Problem details :: Find the lines below that contain the string "Usage". Copy each one.

•••

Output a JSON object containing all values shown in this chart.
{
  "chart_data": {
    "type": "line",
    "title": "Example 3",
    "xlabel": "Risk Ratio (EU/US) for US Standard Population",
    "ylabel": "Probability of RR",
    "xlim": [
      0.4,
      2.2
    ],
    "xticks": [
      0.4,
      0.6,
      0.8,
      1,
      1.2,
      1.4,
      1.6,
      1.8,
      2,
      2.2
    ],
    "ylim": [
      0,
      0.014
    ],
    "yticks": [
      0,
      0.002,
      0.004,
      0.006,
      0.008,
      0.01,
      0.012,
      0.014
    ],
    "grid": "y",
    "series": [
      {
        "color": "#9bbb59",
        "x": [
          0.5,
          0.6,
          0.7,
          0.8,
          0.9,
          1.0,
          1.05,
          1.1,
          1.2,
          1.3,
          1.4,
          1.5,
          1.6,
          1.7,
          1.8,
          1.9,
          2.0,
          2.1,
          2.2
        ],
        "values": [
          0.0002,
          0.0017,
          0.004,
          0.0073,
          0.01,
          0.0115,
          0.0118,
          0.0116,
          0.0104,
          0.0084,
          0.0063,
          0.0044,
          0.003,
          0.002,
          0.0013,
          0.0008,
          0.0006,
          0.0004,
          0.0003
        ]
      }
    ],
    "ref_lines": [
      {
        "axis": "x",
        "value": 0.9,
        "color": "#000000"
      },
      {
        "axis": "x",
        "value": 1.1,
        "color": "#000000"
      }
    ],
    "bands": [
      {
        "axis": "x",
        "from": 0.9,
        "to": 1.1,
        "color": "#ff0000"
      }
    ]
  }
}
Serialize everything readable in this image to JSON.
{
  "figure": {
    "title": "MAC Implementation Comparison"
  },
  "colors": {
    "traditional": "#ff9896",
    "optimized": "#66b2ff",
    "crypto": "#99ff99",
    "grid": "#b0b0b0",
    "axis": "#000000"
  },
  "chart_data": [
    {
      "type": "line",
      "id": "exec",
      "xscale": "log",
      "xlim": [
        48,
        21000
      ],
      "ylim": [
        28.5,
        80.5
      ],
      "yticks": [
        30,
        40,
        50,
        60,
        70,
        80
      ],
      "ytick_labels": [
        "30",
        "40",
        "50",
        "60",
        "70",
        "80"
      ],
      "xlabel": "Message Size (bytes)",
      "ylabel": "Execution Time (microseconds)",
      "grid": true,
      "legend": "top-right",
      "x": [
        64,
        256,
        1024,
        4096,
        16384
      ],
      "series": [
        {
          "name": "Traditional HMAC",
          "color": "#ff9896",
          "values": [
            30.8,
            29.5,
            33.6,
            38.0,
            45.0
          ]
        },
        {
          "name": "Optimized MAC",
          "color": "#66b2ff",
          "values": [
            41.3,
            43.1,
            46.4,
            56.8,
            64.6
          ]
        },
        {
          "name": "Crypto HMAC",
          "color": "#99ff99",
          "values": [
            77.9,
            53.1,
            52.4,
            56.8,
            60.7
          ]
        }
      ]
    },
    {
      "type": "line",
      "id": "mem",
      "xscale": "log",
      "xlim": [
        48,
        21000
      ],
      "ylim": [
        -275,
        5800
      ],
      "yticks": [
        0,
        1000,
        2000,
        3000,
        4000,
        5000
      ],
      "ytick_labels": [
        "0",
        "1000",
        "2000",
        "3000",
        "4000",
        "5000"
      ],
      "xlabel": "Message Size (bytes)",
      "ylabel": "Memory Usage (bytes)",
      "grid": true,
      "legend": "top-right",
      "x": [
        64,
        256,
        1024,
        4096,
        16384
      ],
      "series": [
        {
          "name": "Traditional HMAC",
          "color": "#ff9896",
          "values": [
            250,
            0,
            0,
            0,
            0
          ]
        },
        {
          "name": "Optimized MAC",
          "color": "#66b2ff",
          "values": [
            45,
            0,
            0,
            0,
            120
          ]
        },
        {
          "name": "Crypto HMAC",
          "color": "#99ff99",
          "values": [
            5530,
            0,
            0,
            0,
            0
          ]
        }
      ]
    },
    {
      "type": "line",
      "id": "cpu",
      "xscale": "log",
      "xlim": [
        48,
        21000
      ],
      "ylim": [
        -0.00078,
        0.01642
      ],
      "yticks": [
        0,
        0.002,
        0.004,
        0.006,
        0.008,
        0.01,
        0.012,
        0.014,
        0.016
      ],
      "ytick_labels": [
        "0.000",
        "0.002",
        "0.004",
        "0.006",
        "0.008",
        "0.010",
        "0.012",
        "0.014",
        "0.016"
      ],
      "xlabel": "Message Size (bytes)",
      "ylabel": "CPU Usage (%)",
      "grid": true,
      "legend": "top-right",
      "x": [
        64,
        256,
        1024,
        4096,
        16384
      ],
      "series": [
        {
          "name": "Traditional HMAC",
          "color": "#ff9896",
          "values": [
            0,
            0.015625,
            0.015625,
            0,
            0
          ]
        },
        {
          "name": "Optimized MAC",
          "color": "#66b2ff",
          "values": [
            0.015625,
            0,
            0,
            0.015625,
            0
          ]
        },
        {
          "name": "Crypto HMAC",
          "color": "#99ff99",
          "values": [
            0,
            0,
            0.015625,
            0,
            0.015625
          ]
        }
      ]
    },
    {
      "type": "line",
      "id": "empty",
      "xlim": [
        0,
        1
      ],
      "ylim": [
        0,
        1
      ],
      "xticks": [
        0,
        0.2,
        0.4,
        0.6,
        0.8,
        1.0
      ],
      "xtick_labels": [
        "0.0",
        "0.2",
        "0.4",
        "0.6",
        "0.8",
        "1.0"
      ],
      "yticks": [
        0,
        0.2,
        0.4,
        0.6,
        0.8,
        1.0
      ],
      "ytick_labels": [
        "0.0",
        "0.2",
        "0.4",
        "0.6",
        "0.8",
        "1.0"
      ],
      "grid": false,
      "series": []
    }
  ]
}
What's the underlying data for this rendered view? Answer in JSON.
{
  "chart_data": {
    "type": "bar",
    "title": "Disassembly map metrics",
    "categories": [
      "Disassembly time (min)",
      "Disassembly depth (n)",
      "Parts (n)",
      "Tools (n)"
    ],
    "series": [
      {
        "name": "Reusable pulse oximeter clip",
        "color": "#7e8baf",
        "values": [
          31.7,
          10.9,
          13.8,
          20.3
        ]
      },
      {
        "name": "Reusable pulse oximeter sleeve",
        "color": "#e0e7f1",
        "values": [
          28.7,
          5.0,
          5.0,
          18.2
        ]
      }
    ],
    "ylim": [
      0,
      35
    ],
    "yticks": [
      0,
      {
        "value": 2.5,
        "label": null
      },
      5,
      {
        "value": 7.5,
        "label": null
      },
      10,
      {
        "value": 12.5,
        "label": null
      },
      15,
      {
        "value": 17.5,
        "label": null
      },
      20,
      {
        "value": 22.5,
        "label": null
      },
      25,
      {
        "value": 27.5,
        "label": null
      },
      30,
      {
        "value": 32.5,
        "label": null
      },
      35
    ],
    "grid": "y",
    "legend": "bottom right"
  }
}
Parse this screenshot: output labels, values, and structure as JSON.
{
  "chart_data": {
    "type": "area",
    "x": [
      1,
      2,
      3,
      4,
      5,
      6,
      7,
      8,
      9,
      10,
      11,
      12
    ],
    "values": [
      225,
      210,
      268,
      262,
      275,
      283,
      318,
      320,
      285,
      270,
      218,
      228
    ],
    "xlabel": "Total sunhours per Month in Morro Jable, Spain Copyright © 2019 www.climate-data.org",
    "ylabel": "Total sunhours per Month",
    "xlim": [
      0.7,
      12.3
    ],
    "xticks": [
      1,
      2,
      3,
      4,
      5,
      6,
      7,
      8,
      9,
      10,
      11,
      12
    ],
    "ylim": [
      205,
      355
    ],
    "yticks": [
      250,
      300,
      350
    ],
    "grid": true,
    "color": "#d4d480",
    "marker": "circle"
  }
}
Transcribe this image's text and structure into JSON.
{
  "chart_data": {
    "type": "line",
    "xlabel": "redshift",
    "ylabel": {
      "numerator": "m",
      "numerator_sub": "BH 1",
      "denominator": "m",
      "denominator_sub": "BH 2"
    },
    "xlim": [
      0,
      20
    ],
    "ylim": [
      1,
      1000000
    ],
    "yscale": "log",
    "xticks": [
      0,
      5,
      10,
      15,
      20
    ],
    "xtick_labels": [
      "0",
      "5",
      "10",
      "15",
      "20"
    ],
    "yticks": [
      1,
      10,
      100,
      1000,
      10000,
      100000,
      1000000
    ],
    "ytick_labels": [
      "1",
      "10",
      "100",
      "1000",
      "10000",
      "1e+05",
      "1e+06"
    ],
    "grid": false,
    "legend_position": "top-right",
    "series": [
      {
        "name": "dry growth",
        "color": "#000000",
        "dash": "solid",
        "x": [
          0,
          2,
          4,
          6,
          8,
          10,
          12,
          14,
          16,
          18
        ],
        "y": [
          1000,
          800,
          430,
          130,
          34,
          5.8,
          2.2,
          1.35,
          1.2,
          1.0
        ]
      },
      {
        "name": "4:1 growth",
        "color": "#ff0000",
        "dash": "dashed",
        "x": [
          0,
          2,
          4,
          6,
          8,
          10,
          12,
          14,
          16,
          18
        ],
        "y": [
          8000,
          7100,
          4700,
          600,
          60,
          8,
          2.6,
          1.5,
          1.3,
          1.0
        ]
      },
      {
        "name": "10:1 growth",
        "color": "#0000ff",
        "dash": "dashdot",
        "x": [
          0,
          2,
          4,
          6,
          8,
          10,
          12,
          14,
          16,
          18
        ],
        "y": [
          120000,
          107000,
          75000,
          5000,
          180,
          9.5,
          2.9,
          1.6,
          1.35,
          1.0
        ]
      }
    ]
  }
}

•••

Answer to the exercise ::
      "ylabel": "Memory Usage (bytes)",
      "ylabel": "CPU Usage (%)",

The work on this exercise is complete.